--- DATA EXTRACT Enclosed Below ---

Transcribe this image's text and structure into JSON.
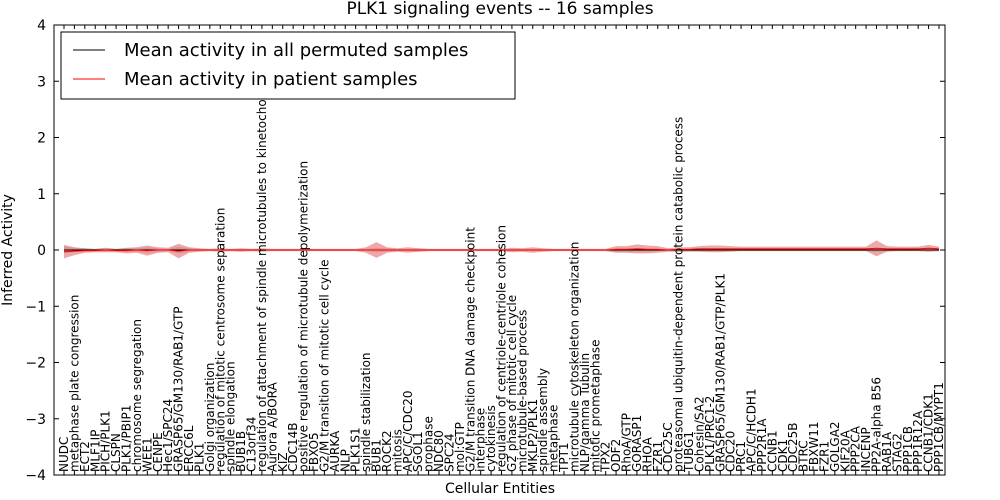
{
  "chart_data": {
    "type": "line",
    "title": "PLK1 signaling events -- 16 samples",
    "xlabel": "Cellular Entities",
    "ylabel": "Inferred Activity",
    "ylim": [
      -4,
      4
    ],
    "yticks": [
      "4",
      "3",
      "2",
      "1",
      "0",
      "−1",
      "−2",
      "−3",
      "−4"
    ],
    "ytick_values": [
      4,
      3,
      2,
      1,
      0,
      -1,
      -2,
      -3,
      -4
    ],
    "legend": {
      "placement": "top-left"
    },
    "series": [
      {
        "name": "Mean activity in all permuted samples",
        "color": "#000000"
      },
      {
        "name": "Mean activity in patient samples",
        "color": "#ff0000"
      }
    ],
    "categories": [
      "NUDC",
      "metaphase plate congression",
      "ECT2",
      "MLF1IP",
      "PICH/PLK1",
      "CLSPN",
      "PLK1/PBIP1",
      "chromosome segregation",
      "WEE1",
      "CENPE",
      "Hec1/SPC24",
      "GRASP65/GM130/RAB1/GTP",
      "ERCC6L",
      "PLK1",
      "Golgi organization",
      "regulation of mitotic centrosome separation",
      "spindle elongation",
      "BUB1B",
      "C13orf34",
      "regulation of attachment of spindle microtubules to kinetochore",
      "Aurora A/BORA",
      "KIZ",
      "CDC14B",
      "positive regulation of microtubule depolymerization",
      "FBXO5",
      "G2/M transition of mitotic cell cycle",
      "AURKA",
      "NLP",
      "PLK1S1",
      "spindle stabilization",
      "BUB1",
      "ROCK2",
      "mitosis",
      "APC/C/CDC20",
      "SGOL1",
      "prophase",
      "NDC80",
      "SPC24",
      "mol:GTP",
      "G2/M transition DNA damage checkpoint",
      "interphase",
      "cytokinesis",
      "regulation of centriole-centriole cohesion",
      "G2 phase of mitotic cell cycle",
      "microtubule-based process",
      "MKLP2/PLK1",
      "spindle assembly",
      "metaphase",
      "TPT1",
      "microtubule cytoskeleton organization",
      "NLP/gamma Tubulin",
      "mitotic prometaphase",
      "TPX2",
      "ODF2",
      "RhoA/GTP",
      "GORASP1",
      "RHOA",
      "FZR1",
      "CDC25C",
      "proteasomal ubiquitin-dependent protein catabolic process",
      "TUBG1",
      "Cohesin/SA2",
      "PLK1/PRC1-2",
      "GRASP65/GM130/RAB1/GTP/PLK1",
      "CDC20",
      "PRC1",
      "APC/C/HCDH1",
      "PPP2R1A",
      "CCNB1",
      "CDK1",
      "CDC25B",
      "BTRC",
      "FBXW11",
      "FZR1",
      "GOLGA2",
      "KIF20A",
      "PPP2CA",
      "INCENP",
      "PP2A-alpha B56",
      "RAB1A",
      "STAG2",
      "PPP1CB",
      "PPP1R12A",
      "CCNB1/CDK1",
      "PPP1CB/MYPT1"
    ],
    "permuted_mean": [
      0.0,
      0.0,
      0.0,
      0.0,
      0.0,
      0.0,
      0.0,
      0.0,
      0.0,
      0.0,
      0.0,
      0.0,
      0.0,
      0.0,
      0.0,
      0.0,
      0.0,
      0.0,
      0.0,
      0.0,
      0.0,
      0.0,
      0.0,
      0.0,
      0.0,
      0.0,
      0.0,
      0.0,
      0.0,
      0.0,
      0.0,
      0.0,
      0.0,
      0.0,
      0.0,
      0.0,
      0.0,
      0.0,
      0.0,
      0.0,
      0.0,
      0.0,
      0.0,
      0.0,
      0.0,
      0.0,
      0.0,
      0.0,
      0.0,
      0.0,
      0.0,
      0.0,
      0.0,
      0.0,
      0.0,
      0.0,
      0.0,
      0.0,
      0.0,
      0.0,
      0.0,
      0.0,
      0.0,
      0.0,
      0.0,
      0.0,
      0.0,
      0.0,
      0.0,
      0.0,
      0.0,
      0.0,
      0.0,
      0.0,
      0.0,
      0.0,
      0.0,
      0.0,
      0.0,
      0.0,
      0.0,
      0.0,
      0.0,
      0.0,
      0.0
    ],
    "permuted_band": [
      0.06,
      0.04,
      0.03,
      0.02,
      0.03,
      0.02,
      0.03,
      0.03,
      0.05,
      0.03,
      0.02,
      0.06,
      0.03,
      0.02,
      0.02,
      0.02,
      0.02,
      0.02,
      0.02,
      0.02,
      0.02,
      0.02,
      0.02,
      0.02,
      0.02,
      0.02,
      0.02,
      0.02,
      0.02,
      0.02,
      0.04,
      0.03,
      0.02,
      0.02,
      0.03,
      0.02,
      0.02,
      0.02,
      0.02,
      0.02,
      0.02,
      0.02,
      0.02,
      0.02,
      0.02,
      0.02,
      0.02,
      0.02,
      0.02,
      0.02,
      0.02,
      0.02,
      0.02,
      0.03,
      0.03,
      0.03,
      0.03,
      0.02,
      0.02,
      0.02,
      0.02,
      0.02,
      0.02,
      0.02,
      0.02,
      0.02,
      0.02,
      0.02,
      0.02,
      0.02,
      0.02,
      0.02,
      0.02,
      0.02,
      0.02,
      0.02,
      0.02,
      0.02,
      0.03,
      0.02,
      0.02,
      0.02,
      0.02,
      0.02,
      0.02
    ],
    "patient_mean": [
      -0.03,
      -0.02,
      -0.01,
      -0.01,
      0.0,
      -0.01,
      -0.01,
      0.0,
      -0.01,
      0.0,
      0.0,
      -0.02,
      0.0,
      0.0,
      0.0,
      0.0,
      0.0,
      0.0,
      0.0,
      0.0,
      0.0,
      0.0,
      0.0,
      0.0,
      0.0,
      0.0,
      0.0,
      0.0,
      0.0,
      0.0,
      0.0,
      0.0,
      0.0,
      0.0,
      0.0,
      0.0,
      0.0,
      0.0,
      0.0,
      0.0,
      0.0,
      0.0,
      0.0,
      0.0,
      0.0,
      0.0,
      0.0,
      0.0,
      0.0,
      0.0,
      0.0,
      0.0,
      0.0,
      0.01,
      0.01,
      0.02,
      0.01,
      0.01,
      0.0,
      0.01,
      0.01,
      0.02,
      0.02,
      0.02,
      0.02,
      0.02,
      0.02,
      0.02,
      0.02,
      0.02,
      0.02,
      0.02,
      0.02,
      0.02,
      0.02,
      0.02,
      0.02,
      0.02,
      0.03,
      0.02,
      0.02,
      0.02,
      0.02,
      0.03,
      0.02
    ],
    "patient_band": [
      0.12,
      0.07,
      0.04,
      0.03,
      0.04,
      0.03,
      0.05,
      0.05,
      0.09,
      0.05,
      0.04,
      0.13,
      0.05,
      0.03,
      0.02,
      0.03,
      0.02,
      0.03,
      0.02,
      0.03,
      0.02,
      0.02,
      0.02,
      0.02,
      0.02,
      0.02,
      0.02,
      0.02,
      0.02,
      0.05,
      0.14,
      0.05,
      0.03,
      0.05,
      0.03,
      0.02,
      0.02,
      0.02,
      0.02,
      0.02,
      0.02,
      0.02,
      0.02,
      0.04,
      0.03,
      0.05,
      0.03,
      0.02,
      0.02,
      0.02,
      0.02,
      0.02,
      0.02,
      0.06,
      0.06,
      0.08,
      0.07,
      0.06,
      0.03,
      0.04,
      0.04,
      0.05,
      0.06,
      0.06,
      0.05,
      0.04,
      0.04,
      0.04,
      0.04,
      0.04,
      0.04,
      0.04,
      0.04,
      0.04,
      0.04,
      0.04,
      0.04,
      0.04,
      0.14,
      0.05,
      0.04,
      0.04,
      0.04,
      0.06,
      0.04
    ]
  }
}
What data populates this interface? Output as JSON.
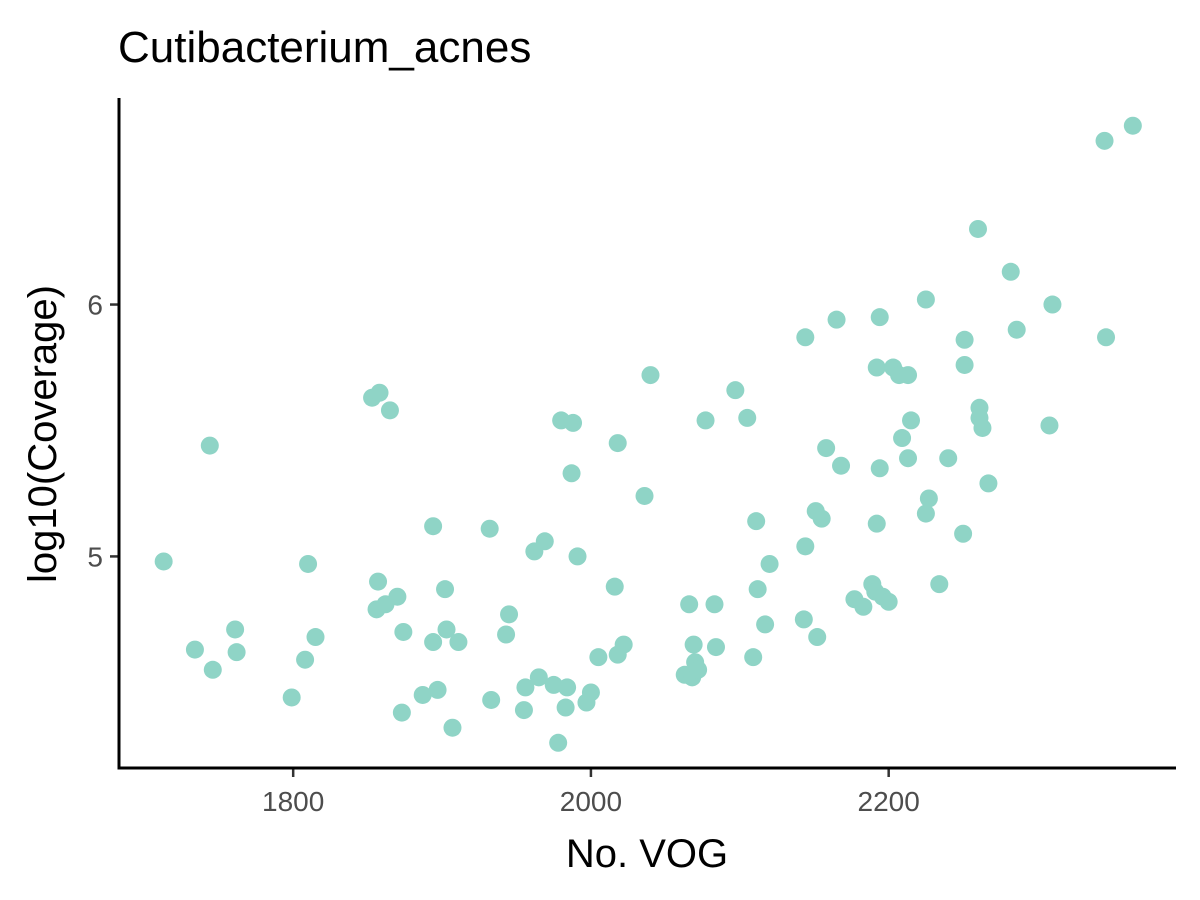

--- End of Enclosed DATA EXTRACT ---

**REQUIREMENT:**
Everything in the records above except the pictures is to be reproduced word for word.

**FINISHED TASK:**
Transcribe this image's text and structure into JSON.
{
  "chart_data": {
    "type": "line",
    "title": "PLK1 signaling events -- 16 samples",
    "xlabel": "Cellular Entities",
    "ylabel": "Inferred Activity",
    "ylim": [
      -4,
      4
    ],
    "yticks": [
      "4",
      "3",
      "2",
      "1",
      "0",
      "−1",
      "−2",
      "−3",
      "−4"
    ],
    "ytick_values": [
      4,
      3,
      2,
      1,
      0,
      -1,
      -2,
      -3,
      -4
    ],
    "legend": {
      "placement": "top-left"
    },
    "series": [
      {
        "name": "Mean activity in all permuted samples",
        "color": "#000000"
      },
      {
        "name": "Mean activity in patient samples",
        "color": "#ff0000"
      }
    ],
    "categories": [
      "NUDC",
      "metaphase plate congression",
      "ECT2",
      "MLF1IP",
      "PICH/PLK1",
      "CLSPN",
      "PLK1/PBIP1",
      "chromosome segregation",
      "WEE1",
      "CENPE",
      "Hec1/SPC24",
      "GRASP65/GM130/RAB1/GTP",
      "ERCC6L",
      "PLK1",
      "Golgi organization",
      "regulation of mitotic centrosome separation",
      "spindle elongation",
      "BUB1B",
      "C13orf34",
      "regulation of attachment of spindle microtubules to kinetochore",
      "Aurora A/BORA",
      "KIZ",
      "CDC14B",
      "positive regulation of microtubule depolymerization",
      "FBXO5",
      "G2/M transition of mitotic cell cycle",
      "AURKA",
      "NLP",
      "PLK1S1",
      "spindle stabilization",
      "BUB1",
      "ROCK2",
      "mitosis",
      "APC/C/CDC20",
      "SGOL1",
      "prophase",
      "NDC80",
      "SPC24",
      "mol:GTP",
      "G2/M transition DNA damage checkpoint",
      "interphase",
      "cytokinesis",
      "regulation of centriole-centriole cohesion",
      "G2 phase of mitotic cell cycle",
      "microtubule-based process",
      "MKLP2/PLK1",
      "spindle assembly",
      "metaphase",
      "TPT1",
      "microtubule cytoskeleton organization",
      "NLP/gamma Tubulin",
      "mitotic prometaphase",
      "TPX2",
      "ODF2",
      "RhoA/GTP",
      "GORASP1",
      "RHOA",
      "FZR1",
      "CDC25C",
      "proteasomal ubiquitin-dependent protein catabolic process",
      "TUBG1",
      "Cohesin/SA2",
      "PLK1/PRC1-2",
      "GRASP65/GM130/RAB1/GTP/PLK1",
      "CDC20",
      "PRC1",
      "APC/C/HCDH1",
      "PPP2R1A",
      "CCNB1",
      "CDK1",
      "CDC25B",
      "BTRC",
      "FBXW11",
      "FZR1",
      "GOLGA2",
      "KIF20A",
      "PPP2CA",
      "INCENP",
      "PP2A-alpha B56",
      "RAB1A",
      "STAG2",
      "PPP1CB",
      "PPP1R12A",
      "CCNB1/CDK1",
      "PPP1CB/MYPT1"
    ],
    "permuted_mean": [
      0.0,
      0.0,
      0.0,
      0.0,
      0.0,
      0.0,
      0.0,
      0.0,
      0.0,
      0.0,
      0.0,
      0.0,
      0.0,
      0.0,
      0.0,
      0.0,
      0.0,
      0.0,
      0.0,
      0.0,
      0.0,
      0.0,
      0.0,
      0.0,
      0.0,
      0.0,
      0.0,
      0.0,
      0.0,
      0.0,
      0.0,
      0.0,
      0.0,
      0.0,
      0.0,
      0.0,
      0.0,
      0.0,
      0.0,
      0.0,
      0.0,
      0.0,
      0.0,
      0.0,
      0.0,
      0.0,
      0.0,
      0.0,
      0.0,
      0.0,
      0.0,
      0.0,
      0.0,
      0.0,
      0.0,
      0.0,
      0.0,
      0.0,
      0.0,
      0.0,
      0.0,
      0.0,
      0.0,
      0.0,
      0.0,
      0.0,
      0.0,
      0.0,
      0.0,
      0.0,
      0.0,
      0.0,
      0.0,
      0.0,
      0.0,
      0.0,
      0.0,
      0.0,
      0.0,
      0.0,
      0.0,
      0.0,
      0.0,
      0.0,
      0.0
    ],
    "permuted_band": [
      0.06,
      0.04,
      0.03,
      0.02,
      0.03,
      0.02,
      0.03,
      0.03,
      0.05,
      0.03,
      0.02,
      0.06,
      0.03,
      0.02,
      0.02,
      0.02,
      0.02,
      0.02,
      0.02,
      0.02,
      0.02,
      0.02,
      0.02,
      0.02,
      0.02,
      0.02,
      0.02,
      0.02,
      0.02,
      0.02,
      0.04,
      0.03,
      0.02,
      0.02,
      0.03,
      0.02,
      0.02,
      0.02,
      0.02,
      0.02,
      0.02,
      0.02,
      0.02,
      0.02,
      0.02,
      0.02,
      0.02,
      0.02,
      0.02,
      0.02,
      0.02,
      0.02,
      0.02,
      0.03,
      0.03,
      0.03,
      0.03,
      0.02,
      0.02,
      0.02,
      0.02,
      0.02,
      0.02,
      0.02,
      0.02,
      0.02,
      0.02,
      0.02,
      0.02,
      0.02,
      0.02,
      0.02,
      0.02,
      0.02,
      0.02,
      0.02,
      0.02,
      0.02,
      0.03,
      0.02,
      0.02,
      0.02,
      0.02,
      0.02,
      0.02
    ],
    "patient_mean": [
      -0.03,
      -0.02,
      -0.01,
      -0.01,
      0.0,
      -0.01,
      -0.01,
      0.0,
      -0.01,
      0.0,
      0.0,
      -0.02,
      0.0,
      0.0,
      0.0,
      0.0,
      0.0,
      0.0,
      0.0,
      0.0,
      0.0,
      0.0,
      0.0,
      0.0,
      0.0,
      0.0,
      0.0,
      0.0,
      0.0,
      0.0,
      0.0,
      0.0,
      0.0,
      0.0,
      0.0,
      0.0,
      0.0,
      0.0,
      0.0,
      0.0,
      0.0,
      0.0,
      0.0,
      0.0,
      0.0,
      0.0,
      0.0,
      0.0,
      0.0,
      0.0,
      0.0,
      0.0,
      0.0,
      0.01,
      0.01,
      0.02,
      0.01,
      0.01,
      0.0,
      0.01,
      0.01,
      0.02,
      0.02,
      0.02,
      0.02,
      0.02,
      0.02,
      0.02,
      0.02,
      0.02,
      0.02,
      0.02,
      0.02,
      0.02,
      0.02,
      0.02,
      0.02,
      0.02,
      0.03,
      0.02,
      0.02,
      0.02,
      0.02,
      0.03,
      0.02
    ],
    "patient_band": [
      0.12,
      0.07,
      0.04,
      0.03,
      0.04,
      0.03,
      0.05,
      0.05,
      0.09,
      0.05,
      0.04,
      0.13,
      0.05,
      0.03,
      0.02,
      0.03,
      0.02,
      0.03,
      0.02,
      0.03,
      0.02,
      0.02,
      0.02,
      0.02,
      0.02,
      0.02,
      0.02,
      0.02,
      0.02,
      0.05,
      0.14,
      0.05,
      0.03,
      0.05,
      0.03,
      0.02,
      0.02,
      0.02,
      0.02,
      0.02,
      0.02,
      0.02,
      0.02,
      0.04,
      0.03,
      0.05,
      0.03,
      0.02,
      0.02,
      0.02,
      0.02,
      0.02,
      0.02,
      0.06,
      0.06,
      0.08,
      0.07,
      0.06,
      0.03,
      0.04,
      0.04,
      0.05,
      0.06,
      0.06,
      0.05,
      0.04,
      0.04,
      0.04,
      0.04,
      0.04,
      0.04,
      0.04,
      0.04,
      0.04,
      0.04,
      0.04,
      0.04,
      0.04,
      0.14,
      0.05,
      0.04,
      0.04,
      0.04,
      0.06,
      0.04
    ]
  }
}
What data populates this interface? Output as JSON.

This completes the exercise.